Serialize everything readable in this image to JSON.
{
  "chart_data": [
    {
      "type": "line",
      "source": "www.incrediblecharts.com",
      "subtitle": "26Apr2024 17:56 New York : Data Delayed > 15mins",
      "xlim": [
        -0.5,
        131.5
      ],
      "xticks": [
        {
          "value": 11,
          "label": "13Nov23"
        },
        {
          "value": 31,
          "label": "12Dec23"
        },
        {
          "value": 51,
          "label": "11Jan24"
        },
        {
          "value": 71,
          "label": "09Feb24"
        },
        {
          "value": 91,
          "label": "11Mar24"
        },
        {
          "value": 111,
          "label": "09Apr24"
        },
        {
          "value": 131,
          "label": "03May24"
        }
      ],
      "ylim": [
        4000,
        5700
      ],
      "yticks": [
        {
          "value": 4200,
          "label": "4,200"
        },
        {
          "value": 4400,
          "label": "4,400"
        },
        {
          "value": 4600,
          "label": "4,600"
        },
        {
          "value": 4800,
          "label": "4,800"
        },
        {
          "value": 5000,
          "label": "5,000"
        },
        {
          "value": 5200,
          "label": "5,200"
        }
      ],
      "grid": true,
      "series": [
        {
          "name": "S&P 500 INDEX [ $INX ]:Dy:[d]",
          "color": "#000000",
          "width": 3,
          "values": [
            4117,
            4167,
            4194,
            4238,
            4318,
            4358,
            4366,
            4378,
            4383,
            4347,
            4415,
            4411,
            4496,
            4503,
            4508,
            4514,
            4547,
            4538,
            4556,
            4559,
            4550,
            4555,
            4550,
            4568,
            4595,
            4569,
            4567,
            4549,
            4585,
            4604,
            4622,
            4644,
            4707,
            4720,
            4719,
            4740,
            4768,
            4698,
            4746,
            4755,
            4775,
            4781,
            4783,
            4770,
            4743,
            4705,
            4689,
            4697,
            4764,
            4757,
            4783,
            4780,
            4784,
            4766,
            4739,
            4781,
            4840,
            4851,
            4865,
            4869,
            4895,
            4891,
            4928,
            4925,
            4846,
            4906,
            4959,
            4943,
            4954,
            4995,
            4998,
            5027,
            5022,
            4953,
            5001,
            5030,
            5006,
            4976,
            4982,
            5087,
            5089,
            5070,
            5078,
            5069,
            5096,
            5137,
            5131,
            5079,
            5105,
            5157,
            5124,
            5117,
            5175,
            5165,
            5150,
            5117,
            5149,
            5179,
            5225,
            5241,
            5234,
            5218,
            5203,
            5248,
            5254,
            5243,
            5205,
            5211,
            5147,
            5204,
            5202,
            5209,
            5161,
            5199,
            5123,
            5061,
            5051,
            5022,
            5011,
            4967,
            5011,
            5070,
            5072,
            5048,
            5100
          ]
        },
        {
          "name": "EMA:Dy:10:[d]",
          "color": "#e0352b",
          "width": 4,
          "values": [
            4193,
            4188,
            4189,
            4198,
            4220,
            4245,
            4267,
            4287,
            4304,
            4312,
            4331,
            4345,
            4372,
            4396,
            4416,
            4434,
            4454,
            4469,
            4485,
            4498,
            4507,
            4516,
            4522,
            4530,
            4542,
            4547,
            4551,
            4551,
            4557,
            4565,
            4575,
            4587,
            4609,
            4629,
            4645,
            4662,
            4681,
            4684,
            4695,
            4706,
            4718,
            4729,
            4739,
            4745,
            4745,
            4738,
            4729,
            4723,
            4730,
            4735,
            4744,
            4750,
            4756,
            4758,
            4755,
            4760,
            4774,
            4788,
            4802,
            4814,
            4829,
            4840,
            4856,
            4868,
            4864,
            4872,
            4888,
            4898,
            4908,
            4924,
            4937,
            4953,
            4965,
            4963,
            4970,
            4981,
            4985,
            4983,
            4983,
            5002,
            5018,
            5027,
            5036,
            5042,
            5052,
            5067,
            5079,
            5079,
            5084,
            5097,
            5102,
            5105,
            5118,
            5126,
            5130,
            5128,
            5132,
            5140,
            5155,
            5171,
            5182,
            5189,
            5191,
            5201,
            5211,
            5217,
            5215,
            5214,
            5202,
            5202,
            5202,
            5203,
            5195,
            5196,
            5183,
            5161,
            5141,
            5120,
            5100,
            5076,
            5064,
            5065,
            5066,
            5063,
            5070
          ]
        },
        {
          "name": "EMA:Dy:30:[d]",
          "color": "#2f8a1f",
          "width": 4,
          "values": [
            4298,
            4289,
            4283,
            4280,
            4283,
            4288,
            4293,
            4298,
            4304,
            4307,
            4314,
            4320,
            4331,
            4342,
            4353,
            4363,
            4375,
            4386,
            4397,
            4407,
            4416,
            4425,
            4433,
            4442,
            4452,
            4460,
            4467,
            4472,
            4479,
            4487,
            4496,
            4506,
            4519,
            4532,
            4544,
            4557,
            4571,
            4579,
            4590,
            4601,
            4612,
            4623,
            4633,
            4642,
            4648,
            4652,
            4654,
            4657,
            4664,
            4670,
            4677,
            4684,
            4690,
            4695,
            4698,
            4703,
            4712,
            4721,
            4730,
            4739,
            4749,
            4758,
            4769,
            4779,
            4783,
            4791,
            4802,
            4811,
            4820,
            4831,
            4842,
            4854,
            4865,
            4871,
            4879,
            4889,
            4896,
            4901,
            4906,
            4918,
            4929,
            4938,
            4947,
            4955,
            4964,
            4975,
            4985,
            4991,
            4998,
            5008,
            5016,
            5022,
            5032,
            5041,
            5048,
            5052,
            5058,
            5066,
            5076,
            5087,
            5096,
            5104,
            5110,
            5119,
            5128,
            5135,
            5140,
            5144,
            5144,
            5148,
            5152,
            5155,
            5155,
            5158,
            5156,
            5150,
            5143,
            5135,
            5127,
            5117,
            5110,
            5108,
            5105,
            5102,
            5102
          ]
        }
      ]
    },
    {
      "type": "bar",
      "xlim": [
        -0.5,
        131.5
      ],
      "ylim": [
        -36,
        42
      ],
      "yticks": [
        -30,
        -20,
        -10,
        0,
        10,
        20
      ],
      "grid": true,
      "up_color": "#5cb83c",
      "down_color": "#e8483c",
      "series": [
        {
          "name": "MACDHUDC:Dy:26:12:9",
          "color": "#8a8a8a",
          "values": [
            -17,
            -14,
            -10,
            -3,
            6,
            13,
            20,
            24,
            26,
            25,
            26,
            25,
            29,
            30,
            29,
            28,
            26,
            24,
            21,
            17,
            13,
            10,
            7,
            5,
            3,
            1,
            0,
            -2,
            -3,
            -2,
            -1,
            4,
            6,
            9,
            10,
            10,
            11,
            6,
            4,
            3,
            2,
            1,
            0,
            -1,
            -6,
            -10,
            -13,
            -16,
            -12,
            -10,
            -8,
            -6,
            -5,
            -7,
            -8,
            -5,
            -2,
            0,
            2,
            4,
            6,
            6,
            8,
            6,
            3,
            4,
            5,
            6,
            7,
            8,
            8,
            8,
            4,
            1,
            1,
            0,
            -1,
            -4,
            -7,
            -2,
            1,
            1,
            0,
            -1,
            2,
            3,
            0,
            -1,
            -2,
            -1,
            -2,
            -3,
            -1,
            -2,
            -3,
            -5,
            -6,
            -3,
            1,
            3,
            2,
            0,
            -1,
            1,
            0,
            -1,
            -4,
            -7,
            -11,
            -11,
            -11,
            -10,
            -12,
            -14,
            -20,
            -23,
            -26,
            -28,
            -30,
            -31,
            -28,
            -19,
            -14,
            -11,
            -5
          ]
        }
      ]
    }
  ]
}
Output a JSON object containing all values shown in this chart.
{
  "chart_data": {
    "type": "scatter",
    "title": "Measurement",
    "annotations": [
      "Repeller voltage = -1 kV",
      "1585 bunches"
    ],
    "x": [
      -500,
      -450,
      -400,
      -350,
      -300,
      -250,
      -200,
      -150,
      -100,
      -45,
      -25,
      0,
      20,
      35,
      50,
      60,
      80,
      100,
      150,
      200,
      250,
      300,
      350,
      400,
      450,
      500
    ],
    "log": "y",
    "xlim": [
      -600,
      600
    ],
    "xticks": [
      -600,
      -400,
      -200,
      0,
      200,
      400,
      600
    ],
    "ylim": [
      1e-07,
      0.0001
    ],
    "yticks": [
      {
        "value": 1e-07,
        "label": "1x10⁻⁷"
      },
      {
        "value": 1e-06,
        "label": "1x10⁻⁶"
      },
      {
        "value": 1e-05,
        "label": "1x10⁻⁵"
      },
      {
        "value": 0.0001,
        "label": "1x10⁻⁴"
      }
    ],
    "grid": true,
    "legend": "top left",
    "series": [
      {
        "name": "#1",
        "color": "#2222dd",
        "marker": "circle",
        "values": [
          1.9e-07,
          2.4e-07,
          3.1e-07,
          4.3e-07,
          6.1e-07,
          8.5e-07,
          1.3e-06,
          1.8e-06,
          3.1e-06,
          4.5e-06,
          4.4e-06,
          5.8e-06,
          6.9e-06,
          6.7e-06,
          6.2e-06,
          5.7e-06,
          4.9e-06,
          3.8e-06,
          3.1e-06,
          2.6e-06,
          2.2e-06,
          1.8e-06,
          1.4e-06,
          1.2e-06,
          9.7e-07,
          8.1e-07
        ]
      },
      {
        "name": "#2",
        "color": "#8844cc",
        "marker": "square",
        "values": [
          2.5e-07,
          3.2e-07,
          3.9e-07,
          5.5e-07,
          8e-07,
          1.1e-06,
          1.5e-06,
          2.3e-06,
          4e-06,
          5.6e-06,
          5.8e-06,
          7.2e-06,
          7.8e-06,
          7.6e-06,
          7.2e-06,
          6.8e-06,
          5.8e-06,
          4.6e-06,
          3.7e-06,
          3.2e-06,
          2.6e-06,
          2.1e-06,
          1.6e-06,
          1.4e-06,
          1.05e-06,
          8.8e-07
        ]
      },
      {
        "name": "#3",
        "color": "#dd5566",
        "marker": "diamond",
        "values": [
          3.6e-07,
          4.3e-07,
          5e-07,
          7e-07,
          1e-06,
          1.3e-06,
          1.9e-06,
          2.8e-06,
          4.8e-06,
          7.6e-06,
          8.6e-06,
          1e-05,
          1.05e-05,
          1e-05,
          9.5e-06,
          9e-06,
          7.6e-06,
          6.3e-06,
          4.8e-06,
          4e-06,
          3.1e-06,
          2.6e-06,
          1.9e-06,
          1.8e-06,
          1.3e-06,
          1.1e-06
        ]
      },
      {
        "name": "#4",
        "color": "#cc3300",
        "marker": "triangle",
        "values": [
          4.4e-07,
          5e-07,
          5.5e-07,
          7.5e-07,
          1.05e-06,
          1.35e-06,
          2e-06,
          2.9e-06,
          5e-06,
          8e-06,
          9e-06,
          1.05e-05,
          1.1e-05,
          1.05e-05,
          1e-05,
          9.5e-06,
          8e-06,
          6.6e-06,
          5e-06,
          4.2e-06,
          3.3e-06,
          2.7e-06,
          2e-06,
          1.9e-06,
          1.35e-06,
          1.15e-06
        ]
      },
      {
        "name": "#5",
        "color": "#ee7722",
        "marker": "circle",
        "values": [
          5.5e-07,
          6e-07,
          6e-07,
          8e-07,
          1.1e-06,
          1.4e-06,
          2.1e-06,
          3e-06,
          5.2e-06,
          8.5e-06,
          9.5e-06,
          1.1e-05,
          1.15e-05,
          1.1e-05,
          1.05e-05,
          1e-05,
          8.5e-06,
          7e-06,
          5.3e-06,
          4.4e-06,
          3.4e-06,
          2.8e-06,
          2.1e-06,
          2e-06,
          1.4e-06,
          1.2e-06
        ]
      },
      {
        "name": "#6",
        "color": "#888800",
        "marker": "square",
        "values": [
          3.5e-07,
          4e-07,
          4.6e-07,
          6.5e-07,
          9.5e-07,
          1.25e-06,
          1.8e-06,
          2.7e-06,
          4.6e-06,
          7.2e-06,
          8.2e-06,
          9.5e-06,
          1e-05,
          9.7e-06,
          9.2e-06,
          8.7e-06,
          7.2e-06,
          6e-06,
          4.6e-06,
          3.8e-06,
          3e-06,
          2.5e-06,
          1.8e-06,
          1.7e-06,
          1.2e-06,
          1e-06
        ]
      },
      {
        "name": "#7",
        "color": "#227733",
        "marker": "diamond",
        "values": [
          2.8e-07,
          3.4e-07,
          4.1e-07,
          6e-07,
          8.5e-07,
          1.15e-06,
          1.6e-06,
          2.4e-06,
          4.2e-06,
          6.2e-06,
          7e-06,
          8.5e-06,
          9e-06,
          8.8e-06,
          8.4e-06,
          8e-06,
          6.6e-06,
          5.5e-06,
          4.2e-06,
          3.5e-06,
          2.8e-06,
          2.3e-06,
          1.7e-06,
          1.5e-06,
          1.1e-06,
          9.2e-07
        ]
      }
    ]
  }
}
= = = = = = =
- WHAT IS ASKED -
Pick out and copy every line that contains the word "name".

- ANSWER IN FULL -
          "name": "S&P 500 INDEX [ $INX ]:Dy:[d]",
          "name": "EMA:Dy:10:[d]",
          "name": "EMA:Dy:30:[d]",
          "name": "MACDHUDC:Dy:26:12:9",
        "name": "#1",
        "name": "#2",
        "name": "#3",
        "name": "#4",
        "name": "#5",
        "name": "#6",
        "name": "#7",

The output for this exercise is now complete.